▸ **Task requirements**:
a - From the text on making a hankasärk, list each kind of rectangular piece the garment is cut from, along with how many of that piece there are.
b - Write a continuation of the account of making a hankasärk, picking up right after its final sentence.

▸ **Reading passage**:
=-=-=-=-=

I had a 1:10 scale pattern, taken from an extant hankasärk, that I used as a guide when making my first one, so I knew what the pattern pieces should look like, and I looked at pictures of extant hankasärkar to see what similarities and variations there were. I then decided on the measurements for mine, measured on the fabric, and cut to a thread. All the pieces are rectangles of various sizes: one for the front and back (there are no shoulder seams), one in each side, two narrow ones to form the waistband, and four to make up the skirt. In the originals there are usually three skirt panels, but my fabric was a bit narrower than the ones originally used, so I chose to use four to get a similar width in the finished garment.
The bodice part is made up with back stitches, with all seams neatly felled to one side. I then hemmed the sides, that would be arm openings. After doing this I discovered that I’d sewn one side inside out – oops. Several friends advised me to let it be; similar mistakes are seen in extant shifts. I pondered what to do while working on the skirt part, and then unpicked the armhole hem that was inside out, and stitched it again, to the right side this time. I left the side seams be though: they were discreet enough not to bug me. All seams and hems were made as narrow as the fabric would allow.
The skirt panels had neat selvedges, so to make maximum use of the width, I whip stitched them together. This made almost completely flat seams when pressed. As I have upcycled the material, there are holes from the previous seams, but hopefully they’ll mostly go away in the wash.
The skirt is attached to the waistband with stroked gathers. They turned out a bit less tight than I’d wanted (I might be bit wider than the original wearers, or I didn’t do the gathers fine enough), but it’s acceptable.
The waistband and bodice (with all edges, including the bottom, hemmed) were then joined by whip stitching.

=-=-=-=-=

▸ **Entries**:
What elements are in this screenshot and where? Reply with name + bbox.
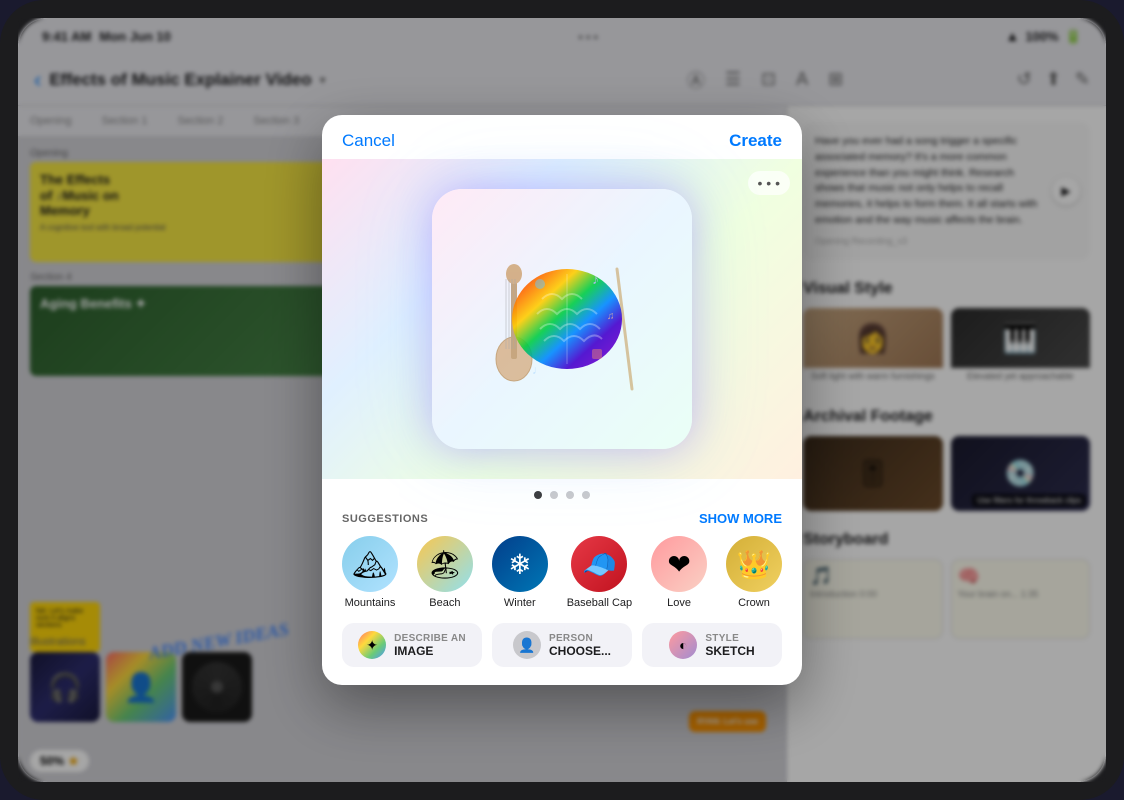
person-text: PERSON CHOOSE... [549,633,611,658]
style-value: SKETCH [705,644,754,658]
suggestions-header: SUGGESTIONS SHOW MORE [322,507,802,536]
mountains-label: Mountains [345,597,396,609]
create-button[interactable]: Create [729,131,782,151]
beach-icon: 🏖 [417,536,473,592]
person-icon: 👤 [513,631,541,659]
style-button[interactable]: ◐ STYLE SKETCH [642,623,782,667]
modal-overlay: Cancel Create • • • [18,18,1106,782]
suggestion-mountains[interactable]: 🏔 Mountains [342,536,398,609]
dot-4 [582,491,590,499]
cancel-button[interactable]: Cancel [342,131,395,151]
style-label: STYLE [705,633,739,644]
describe-icon: ✦ [358,631,386,659]
person-label: PERSON [549,633,593,644]
dot-3 [566,491,574,499]
svg-text:♫: ♫ [607,311,615,322]
mountains-icon: 🏔 [342,536,398,592]
person-choose-button[interactable]: 👤 PERSON CHOOSE... [492,623,632,667]
suggestion-crown[interactable]: 👑 Crown [726,536,782,609]
winter-icon: ❄ [492,536,548,592]
svg-text:♪: ♪ [592,271,599,287]
dot-1 [534,491,542,499]
crown-label: Crown [738,597,770,609]
style-icon: ◐ [669,631,697,659]
baseball-cap-icon: 🧢 [571,536,627,592]
suggestion-love[interactable]: ❤ Love [651,536,707,609]
describe-text: DESCRIBE AN IMAGE [394,633,466,658]
describe-label: DESCRIBE AN [394,633,466,644]
winter-label: Winter [504,597,536,609]
suggestions-row: 🏔 Mountains 🏖 Beach ❄ Winter [322,536,802,623]
suggestion-winter[interactable]: ❄ Winter [492,536,548,609]
modal-image-area: • • • [322,159,802,479]
love-icon: ❤ [651,536,707,592]
screen: 9:41 AM Mon Jun 10 • • • ▲ 100% 🔋 ‹ Effe… [18,18,1106,782]
baseball-label: Baseball Cap [567,597,632,609]
person-value: CHOOSE... [549,644,611,658]
describe-value: IMAGE [394,644,433,658]
dot-2 [550,491,558,499]
svg-text:♩: ♩ [532,363,544,377]
suggestions-label: SUGGESTIONS [342,513,428,525]
modal-pagination [322,479,802,507]
modal-more-button[interactable]: • • • [748,171,790,195]
beach-label: Beach [429,597,460,609]
show-more-button[interactable]: SHOW MORE [699,511,782,526]
modal-actions: ✦ DESCRIBE AN IMAGE 👤 PERSON CHOOSE... [322,623,802,685]
love-label: Love [667,597,691,609]
ipad-frame: 9:41 AM Mon Jun 10 • • • ▲ 100% 🔋 ‹ Effe… [0,0,1124,800]
suggestion-beach[interactable]: 🏖 Beach [417,536,473,609]
suggestion-baseball-cap[interactable]: 🧢 Baseball Cap [567,536,632,609]
brain-svg: ♪ ♩ ♫ [462,219,662,419]
brain-illustration: ♪ ♩ ♫ [432,189,692,449]
style-text: STYLE SKETCH [705,633,754,658]
modal-header: Cancel Create [322,115,802,159]
describe-image-button[interactable]: ✦ DESCRIBE AN IMAGE [342,623,482,667]
crown-icon: 👑 [726,536,782,592]
modal-dialog: Cancel Create • • • [322,115,802,685]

=-=-=-=-=

▸ **Answers in order**:
a -
- One piece for the front and back
- One piece for each side (two in all)
- Two narrow pieces forming the waistband
- Four pieces making up the skirt

b -
I managed to avoid the worst stains when cutting out the hankasärk, but there are still a few fainter ones. I decided not to let them bother me though. There were also the few holes that had been mended by machine. Though reasonably well done, machine mending on a shift I intend to be from well before a proper sewing machine was invented just wouldn’t do. I unpicked the mending, and redid it by mending a larger hole with a patch, and two smaller ones by sewing/weaving linen thread over them. These flaws make the shift look well worn and cared for, something I don’t mind at all. There’s no fun in looking all sparkling new, like you wore a fancy costume instead of proper clothes, especially not in a lower class living history setting.
For all sewing I used linen thread that I strengthened with bees wax. For the monogram – common in large households in a time were all linens looked more or less the same – I used cotton embroidery floss. Most people in early 19th century Sweden used patronymic surnames, so the first letter stood for the person’s first name, the second for their father’s first name, and the third for son/daughter. It’s a practice still used in folk costumes. You can also see the seam that ended up wrong side out.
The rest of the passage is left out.